Objective: Can you give all the records again without altering a single character?

Stored records:
◆ ◆ ◆ ◆

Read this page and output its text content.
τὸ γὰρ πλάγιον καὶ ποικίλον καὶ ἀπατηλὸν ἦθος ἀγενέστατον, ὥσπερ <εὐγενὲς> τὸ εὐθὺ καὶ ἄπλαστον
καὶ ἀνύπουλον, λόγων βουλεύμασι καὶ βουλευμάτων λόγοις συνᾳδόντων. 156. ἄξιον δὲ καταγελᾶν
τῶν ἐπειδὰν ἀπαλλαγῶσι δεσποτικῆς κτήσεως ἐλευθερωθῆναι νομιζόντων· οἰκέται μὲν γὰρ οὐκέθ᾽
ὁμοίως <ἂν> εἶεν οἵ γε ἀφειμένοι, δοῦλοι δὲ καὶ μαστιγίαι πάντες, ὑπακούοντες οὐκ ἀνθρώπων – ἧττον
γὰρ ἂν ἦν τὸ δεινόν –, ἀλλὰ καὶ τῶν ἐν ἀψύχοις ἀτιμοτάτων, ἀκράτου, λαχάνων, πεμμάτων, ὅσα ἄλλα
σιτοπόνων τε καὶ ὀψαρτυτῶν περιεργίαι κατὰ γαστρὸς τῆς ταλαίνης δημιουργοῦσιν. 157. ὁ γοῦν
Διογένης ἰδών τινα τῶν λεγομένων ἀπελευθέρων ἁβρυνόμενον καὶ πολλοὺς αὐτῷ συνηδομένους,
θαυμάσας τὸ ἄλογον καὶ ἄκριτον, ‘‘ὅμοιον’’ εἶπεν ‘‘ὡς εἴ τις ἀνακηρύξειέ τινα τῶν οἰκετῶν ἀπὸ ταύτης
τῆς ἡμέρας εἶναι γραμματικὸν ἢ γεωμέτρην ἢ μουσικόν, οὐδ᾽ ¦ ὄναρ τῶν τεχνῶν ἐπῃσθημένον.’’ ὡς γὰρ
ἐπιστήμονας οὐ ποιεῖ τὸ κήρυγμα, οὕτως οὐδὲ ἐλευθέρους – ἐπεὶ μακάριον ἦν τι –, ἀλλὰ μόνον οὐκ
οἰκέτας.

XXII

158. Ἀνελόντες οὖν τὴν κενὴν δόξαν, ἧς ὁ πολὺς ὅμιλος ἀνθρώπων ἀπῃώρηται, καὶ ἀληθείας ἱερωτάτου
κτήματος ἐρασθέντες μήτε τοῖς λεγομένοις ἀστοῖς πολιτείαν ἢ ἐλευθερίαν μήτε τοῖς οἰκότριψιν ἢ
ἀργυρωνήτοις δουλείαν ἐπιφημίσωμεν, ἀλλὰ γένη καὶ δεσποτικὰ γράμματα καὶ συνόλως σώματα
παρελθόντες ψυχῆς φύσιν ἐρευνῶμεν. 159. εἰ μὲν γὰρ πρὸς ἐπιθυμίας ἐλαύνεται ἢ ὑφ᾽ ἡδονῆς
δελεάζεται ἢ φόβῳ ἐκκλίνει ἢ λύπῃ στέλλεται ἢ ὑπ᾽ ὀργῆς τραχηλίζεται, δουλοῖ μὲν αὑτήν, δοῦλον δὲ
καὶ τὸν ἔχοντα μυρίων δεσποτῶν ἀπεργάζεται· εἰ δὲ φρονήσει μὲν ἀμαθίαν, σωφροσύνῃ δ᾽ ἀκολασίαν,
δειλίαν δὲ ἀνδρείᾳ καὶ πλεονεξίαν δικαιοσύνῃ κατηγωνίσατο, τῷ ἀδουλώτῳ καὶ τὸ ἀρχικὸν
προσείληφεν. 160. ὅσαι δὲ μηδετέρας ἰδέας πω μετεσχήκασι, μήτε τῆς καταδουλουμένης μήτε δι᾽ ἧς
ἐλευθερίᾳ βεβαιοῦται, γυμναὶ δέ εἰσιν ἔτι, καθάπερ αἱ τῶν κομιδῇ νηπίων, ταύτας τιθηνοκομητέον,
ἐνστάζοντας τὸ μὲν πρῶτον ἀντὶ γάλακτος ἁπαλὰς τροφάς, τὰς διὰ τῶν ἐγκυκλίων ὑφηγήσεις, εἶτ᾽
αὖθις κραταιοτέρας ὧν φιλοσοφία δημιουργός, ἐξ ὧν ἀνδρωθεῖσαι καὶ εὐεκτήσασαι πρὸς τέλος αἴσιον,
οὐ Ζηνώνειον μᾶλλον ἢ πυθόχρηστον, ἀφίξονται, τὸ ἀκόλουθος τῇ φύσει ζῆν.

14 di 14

◆ ◆ ◆ ◆

Answer below:
Read this page and output its text content.
τὸ γὰρ πλάγιον καὶ ποικίλον καὶ ἀπατηλὸν ἦθος ἀγενέστατον, ὥσπερ <εὐγενὲς> τὸ εὐθὺ καὶ ἄπλαστον
καὶ ἀνύπουλον, λόγων βουλεύμασι καὶ βουλευμάτων λόγοις συνᾳδόντων. 156. ἄξιον δὲ καταγελᾶν
τῶν ἐπειδὰν ἀπαλλαγῶσι δεσποτικῆς κτήσεως ἐλευθερωθῆναι νομιζόντων· οἰκέται μὲν γὰρ οὐκέθ᾽
ὁμοίως <ἂν> εἶεν οἵ γε ἀφειμένοι, δοῦλοι δὲ καὶ μαστιγίαι πάντες, ὑπακούοντες οὐκ ἀνθρώπων – ἧττον
γὰρ ἂν ἦν τὸ δεινόν –, ἀλλὰ καὶ τῶν ἐν ἀψύχοις ἀτιμοτάτων, ἀκράτου, λαχάνων, πεμμάτων, ὅσα ἄλλα
σιτοπόνων τε καὶ ὀψαρτυτῶν περιεργίαι κατὰ γαστρὸς τῆς ταλαίνης δημιουργοῦσιν. 157. ὁ γοῦν
Διογένης ἰδών τινα τῶν λεγομένων ἀπελευθέρων ἁβρυνόμενον καὶ πολλοὺς αὐτῷ συνηδομένους,
θαυμάσας τὸ ἄλογον καὶ ἄκριτον, ‘‘ὅμοιον’’ εἶπεν ‘‘ὡς εἴ τις ἀνακηρύξειέ τινα τῶν οἰκετῶν ἀπὸ ταύτης
τῆς ἡμέρας εἶναι γραμματικὸν ἢ γεωμέτρην ἢ μουσικόν, οὐδ᾽ ¦ ὄναρ τῶν τεχνῶν ἐπῃσθημένον.’’ ὡς γὰρ
ἐπιστήμονας οὐ ποιεῖ τὸ κήρυγμα, οὕτως οὐδὲ ἐλευθέρους – ἐπεὶ μακάριον ἦν τι –, ἀλλὰ μόνον οὐκ
οἰκέτας.

XXII

158. Ἀνελόντες οὖν τὴν κενὴν δόξαν, ἧς ὁ πολὺς ὅμιλος ἀνθρώπων ἀπῃώρηται, καὶ ἀληθείας ἱερωτάτου
κτήματος ἐρασθέντες μήτε τοῖς λεγομένοις ἀστοῖς πολιτείαν ἢ ἐλευθερίαν μήτε τοῖς οἰκότριψιν ἢ
ἀργυρωνήτοις δουλείαν ἐπιφημίσωμεν, ἀλλὰ γένη καὶ δεσποτικὰ γράμματα καὶ συνόλως σώματα
παρελθόντες ψυχῆς φύσιν ἐρευνῶμεν. 159. εἰ μὲν γὰρ πρὸς ἐπιθυμίας ἐλαύνεται ἢ ὑφ᾽ ἡδονῆς
δελεάζεται ἢ φόβῳ ἐκκλίνει ἢ λύπῃ στέλλεται ἢ ὑπ᾽ ὀργῆς τραχηλίζεται, δουλοῖ μὲν αὑτήν, δοῦλον δὲ
καὶ τὸν ἔχοντα μυρίων δεσποτῶν ἀπεργάζεται· εἰ δὲ φρονήσει μὲν ἀμαθίαν, σωφροσύνῃ δ᾽ ἀκολασίαν,
δειλίαν δὲ ἀνδρείᾳ καὶ πλεονεξίαν δικαιοσύνῃ κατηγωνίσατο, τῷ ἀδουλώτῳ καὶ τὸ ἀρχικὸν
προσείληφεν. 160. ὅσαι δὲ μηδετέρας ἰδέας πω μετεσχήκασι, μήτε τῆς καταδουλουμένης μήτε δι᾽ ἧς
ἐλευθερίᾳ βεβαιοῦται, γυμναὶ δέ εἰσιν ἔτι, καθάπερ αἱ τῶν κομιδῇ νηπίων, ταύτας τιθηνοκομητέον,
ἐνστάζοντας τὸ μὲν πρῶτον ἀντὶ γάλακτος ἁπαλὰς τροφάς, τὰς διὰ τῶν ἐγκυκλίων ὑφηγήσεις, εἶτ᾽
αὖθις κραταιοτέρας ὧν φιλοσοφία δημιουργός, ἐξ ὧν ἀνδρωθεῖσαι καὶ εὐεκτήσασαι πρὸς τέλος αἴσιον,
οὐ Ζηνώνειον μᾶλλον ἢ πυθόχρηστον, ἀφίξονται, τὸ ἀκόλουθος τῇ φύσει ζῆν.

14 di 14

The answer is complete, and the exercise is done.